Problem description:
Exclude the pictures and retype the entries as written.

++++ Information supplied

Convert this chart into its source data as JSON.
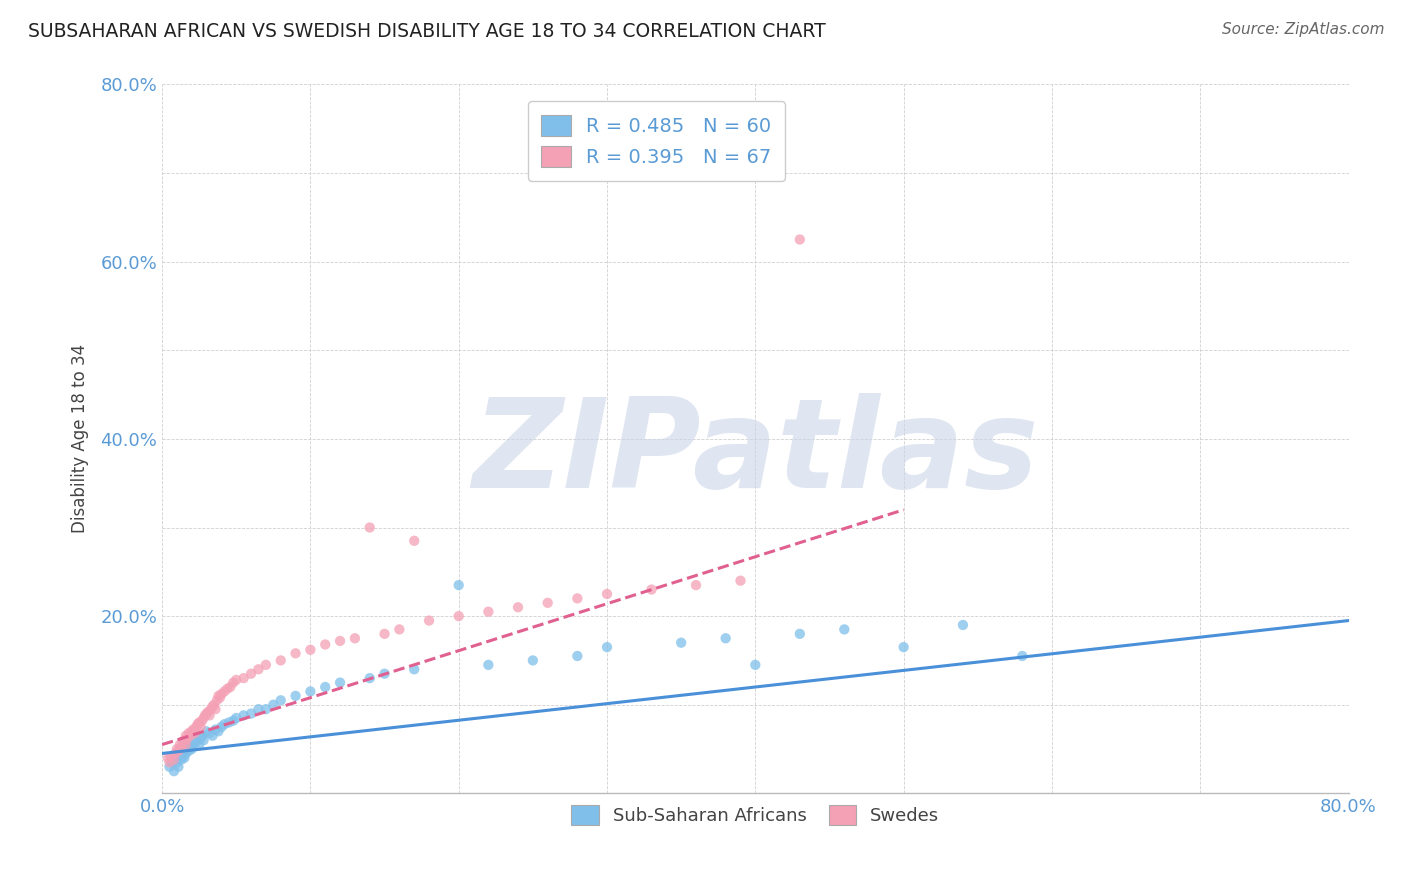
{
  "title": "SUBSAHARAN AFRICAN VS SWEDISH DISABILITY AGE 18 TO 34 CORRELATION CHART",
  "source": "Source: ZipAtlas.com",
  "ylabel": "Disability Age 18 to 34",
  "xlim": [
    0.0,
    0.8
  ],
  "ylim": [
    0.0,
    0.8
  ],
  "xticks": [
    0.0,
    0.1,
    0.2,
    0.3,
    0.4,
    0.5,
    0.6,
    0.7,
    0.8
  ],
  "yticks": [
    0.0,
    0.1,
    0.2,
    0.3,
    0.4,
    0.5,
    0.6,
    0.7,
    0.8
  ],
  "xticklabels": [
    "0.0%",
    "",
    "",
    "",
    "",
    "",
    "",
    "",
    "80.0%"
  ],
  "yticklabels": [
    "",
    "",
    "20.0%",
    "",
    "40.0%",
    "",
    "60.0%",
    "",
    "80.0%"
  ],
  "blue_color": "#7fbfea",
  "pink_color": "#f4a0b5",
  "blue_line_color": "#4a90d9",
  "pink_line_color": "#e06090",
  "R_blue": 0.485,
  "N_blue": 60,
  "R_pink": 0.395,
  "N_pink": 67,
  "legend_labels": [
    "Sub-Saharan Africans",
    "Swedes"
  ],
  "watermark": "ZIPatlas",
  "watermark_color": "#ccd6e8",
  "blue_scatter_x": [
    0.005,
    0.007,
    0.008,
    0.009,
    0.01,
    0.01,
    0.011,
    0.012,
    0.013,
    0.014,
    0.015,
    0.015,
    0.016,
    0.017,
    0.018,
    0.019,
    0.02,
    0.021,
    0.022,
    0.023,
    0.025,
    0.026,
    0.027,
    0.028,
    0.03,
    0.032,
    0.034,
    0.036,
    0.038,
    0.04,
    0.042,
    0.045,
    0.048,
    0.05,
    0.055,
    0.06,
    0.065,
    0.07,
    0.075,
    0.08,
    0.09,
    0.1,
    0.11,
    0.12,
    0.14,
    0.15,
    0.17,
    0.2,
    0.22,
    0.25,
    0.28,
    0.3,
    0.35,
    0.38,
    0.4,
    0.43,
    0.46,
    0.5,
    0.54,
    0.58
  ],
  "blue_scatter_y": [
    0.03,
    0.035,
    0.025,
    0.04,
    0.035,
    0.045,
    0.03,
    0.05,
    0.038,
    0.042,
    0.04,
    0.055,
    0.045,
    0.05,
    0.048,
    0.052,
    0.05,
    0.055,
    0.06,
    0.058,
    0.055,
    0.062,
    0.065,
    0.06,
    0.07,
    0.068,
    0.065,
    0.072,
    0.07,
    0.075,
    0.078,
    0.08,
    0.082,
    0.085,
    0.088,
    0.09,
    0.095,
    0.095,
    0.1,
    0.105,
    0.11,
    0.115,
    0.12,
    0.125,
    0.13,
    0.135,
    0.14,
    0.235,
    0.145,
    0.15,
    0.155,
    0.165,
    0.17,
    0.175,
    0.145,
    0.18,
    0.185,
    0.165,
    0.19,
    0.155
  ],
  "pink_scatter_x": [
    0.004,
    0.005,
    0.006,
    0.008,
    0.009,
    0.01,
    0.011,
    0.012,
    0.013,
    0.014,
    0.015,
    0.016,
    0.016,
    0.017,
    0.018,
    0.019,
    0.02,
    0.021,
    0.022,
    0.023,
    0.024,
    0.025,
    0.026,
    0.027,
    0.028,
    0.029,
    0.03,
    0.031,
    0.032,
    0.033,
    0.034,
    0.035,
    0.036,
    0.037,
    0.038,
    0.039,
    0.04,
    0.042,
    0.044,
    0.046,
    0.048,
    0.05,
    0.055,
    0.06,
    0.065,
    0.07,
    0.08,
    0.09,
    0.1,
    0.11,
    0.12,
    0.13,
    0.14,
    0.15,
    0.16,
    0.17,
    0.18,
    0.2,
    0.22,
    0.24,
    0.26,
    0.28,
    0.3,
    0.33,
    0.36,
    0.39,
    0.43
  ],
  "pink_scatter_y": [
    0.04,
    0.035,
    0.042,
    0.038,
    0.045,
    0.05,
    0.048,
    0.055,
    0.052,
    0.058,
    0.06,
    0.055,
    0.065,
    0.062,
    0.068,
    0.065,
    0.07,
    0.072,
    0.068,
    0.075,
    0.078,
    0.08,
    0.075,
    0.082,
    0.085,
    0.088,
    0.09,
    0.092,
    0.088,
    0.095,
    0.098,
    0.1,
    0.095,
    0.105,
    0.11,
    0.108,
    0.112,
    0.115,
    0.118,
    0.12,
    0.125,
    0.128,
    0.13,
    0.135,
    0.14,
    0.145,
    0.15,
    0.158,
    0.162,
    0.168,
    0.172,
    0.175,
    0.3,
    0.18,
    0.185,
    0.285,
    0.195,
    0.2,
    0.205,
    0.21,
    0.215,
    0.22,
    0.225,
    0.23,
    0.235,
    0.24,
    0.625
  ],
  "blue_trendline_x": [
    0.0,
    0.8
  ],
  "blue_trendline_y": [
    0.045,
    0.195
  ],
  "pink_trendline_x": [
    0.0,
    0.5
  ],
  "pink_trendline_y": [
    0.055,
    0.32
  ]
}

++++++++

Final result:
Convert this chart into its source data as JSON.
{
  "title": "SUBSAHARAN AFRICAN VS SWEDISH DISABILITY AGE 18 TO 34 CORRELATION CHART",
  "source": "Source: ZipAtlas.com",
  "ylabel": "Disability Age 18 to 34",
  "xlim": [
    0.0,
    0.8
  ],
  "ylim": [
    0.0,
    0.8
  ],
  "xticks": [
    0.0,
    0.1,
    0.2,
    0.3,
    0.4,
    0.5,
    0.6,
    0.7,
    0.8
  ],
  "yticks": [
    0.0,
    0.1,
    0.2,
    0.3,
    0.4,
    0.5,
    0.6,
    0.7,
    0.8
  ],
  "xticklabels": [
    "0.0%",
    "",
    "",
    "",
    "",
    "",
    "",
    "",
    "80.0%"
  ],
  "yticklabels": [
    "",
    "",
    "20.0%",
    "",
    "40.0%",
    "",
    "60.0%",
    "",
    "80.0%"
  ],
  "blue_color": "#7fbfea",
  "pink_color": "#f4a0b5",
  "blue_line_color": "#4a90d9",
  "pink_line_color": "#e06090",
  "R_blue": 0.485,
  "N_blue": 60,
  "R_pink": 0.395,
  "N_pink": 67,
  "legend_labels": [
    "Sub-Saharan Africans",
    "Swedes"
  ],
  "watermark": "ZIPatlas",
  "watermark_color": "#ccd6e8",
  "blue_scatter_x": [
    0.005,
    0.007,
    0.008,
    0.009,
    0.01,
    0.01,
    0.011,
    0.012,
    0.013,
    0.014,
    0.015,
    0.015,
    0.016,
    0.017,
    0.018,
    0.019,
    0.02,
    0.021,
    0.022,
    0.023,
    0.025,
    0.026,
    0.027,
    0.028,
    0.03,
    0.032,
    0.034,
    0.036,
    0.038,
    0.04,
    0.042,
    0.045,
    0.048,
    0.05,
    0.055,
    0.06,
    0.065,
    0.07,
    0.075,
    0.08,
    0.09,
    0.1,
    0.11,
    0.12,
    0.14,
    0.15,
    0.17,
    0.2,
    0.22,
    0.25,
    0.28,
    0.3,
    0.35,
    0.38,
    0.4,
    0.43,
    0.46,
    0.5,
    0.54,
    0.58
  ],
  "blue_scatter_y": [
    0.03,
    0.035,
    0.025,
    0.04,
    0.035,
    0.045,
    0.03,
    0.05,
    0.038,
    0.042,
    0.04,
    0.055,
    0.045,
    0.05,
    0.048,
    0.052,
    0.05,
    0.055,
    0.06,
    0.058,
    0.055,
    0.062,
    0.065,
    0.06,
    0.07,
    0.068,
    0.065,
    0.072,
    0.07,
    0.075,
    0.078,
    0.08,
    0.082,
    0.085,
    0.088,
    0.09,
    0.095,
    0.095,
    0.1,
    0.105,
    0.11,
    0.115,
    0.12,
    0.125,
    0.13,
    0.135,
    0.14,
    0.235,
    0.145,
    0.15,
    0.155,
    0.165,
    0.17,
    0.175,
    0.145,
    0.18,
    0.185,
    0.165,
    0.19,
    0.155
  ],
  "pink_scatter_x": [
    0.004,
    0.005,
    0.006,
    0.008,
    0.009,
    0.01,
    0.011,
    0.012,
    0.013,
    0.014,
    0.015,
    0.016,
    0.016,
    0.017,
    0.018,
    0.019,
    0.02,
    0.021,
    0.022,
    0.023,
    0.024,
    0.025,
    0.026,
    0.027,
    0.028,
    0.029,
    0.03,
    0.031,
    0.032,
    0.033,
    0.034,
    0.035,
    0.036,
    0.037,
    0.038,
    0.039,
    0.04,
    0.042,
    0.044,
    0.046,
    0.048,
    0.05,
    0.055,
    0.06,
    0.065,
    0.07,
    0.08,
    0.09,
    0.1,
    0.11,
    0.12,
    0.13,
    0.14,
    0.15,
    0.16,
    0.17,
    0.18,
    0.2,
    0.22,
    0.24,
    0.26,
    0.28,
    0.3,
    0.33,
    0.36,
    0.39,
    0.43
  ],
  "pink_scatter_y": [
    0.04,
    0.035,
    0.042,
    0.038,
    0.045,
    0.05,
    0.048,
    0.055,
    0.052,
    0.058,
    0.06,
    0.055,
    0.065,
    0.062,
    0.068,
    0.065,
    0.07,
    0.072,
    0.068,
    0.075,
    0.078,
    0.08,
    0.075,
    0.082,
    0.085,
    0.088,
    0.09,
    0.092,
    0.088,
    0.095,
    0.098,
    0.1,
    0.095,
    0.105,
    0.11,
    0.108,
    0.112,
    0.115,
    0.118,
    0.12,
    0.125,
    0.128,
    0.13,
    0.135,
    0.14,
    0.145,
    0.15,
    0.158,
    0.162,
    0.168,
    0.172,
    0.175,
    0.3,
    0.18,
    0.185,
    0.285,
    0.195,
    0.2,
    0.205,
    0.21,
    0.215,
    0.22,
    0.225,
    0.23,
    0.235,
    0.24,
    0.625
  ],
  "blue_trendline_x": [
    0.0,
    0.8
  ],
  "blue_trendline_y": [
    0.045,
    0.195
  ],
  "pink_trendline_x": [
    0.0,
    0.5
  ],
  "pink_trendline_y": [
    0.055,
    0.32
  ]
}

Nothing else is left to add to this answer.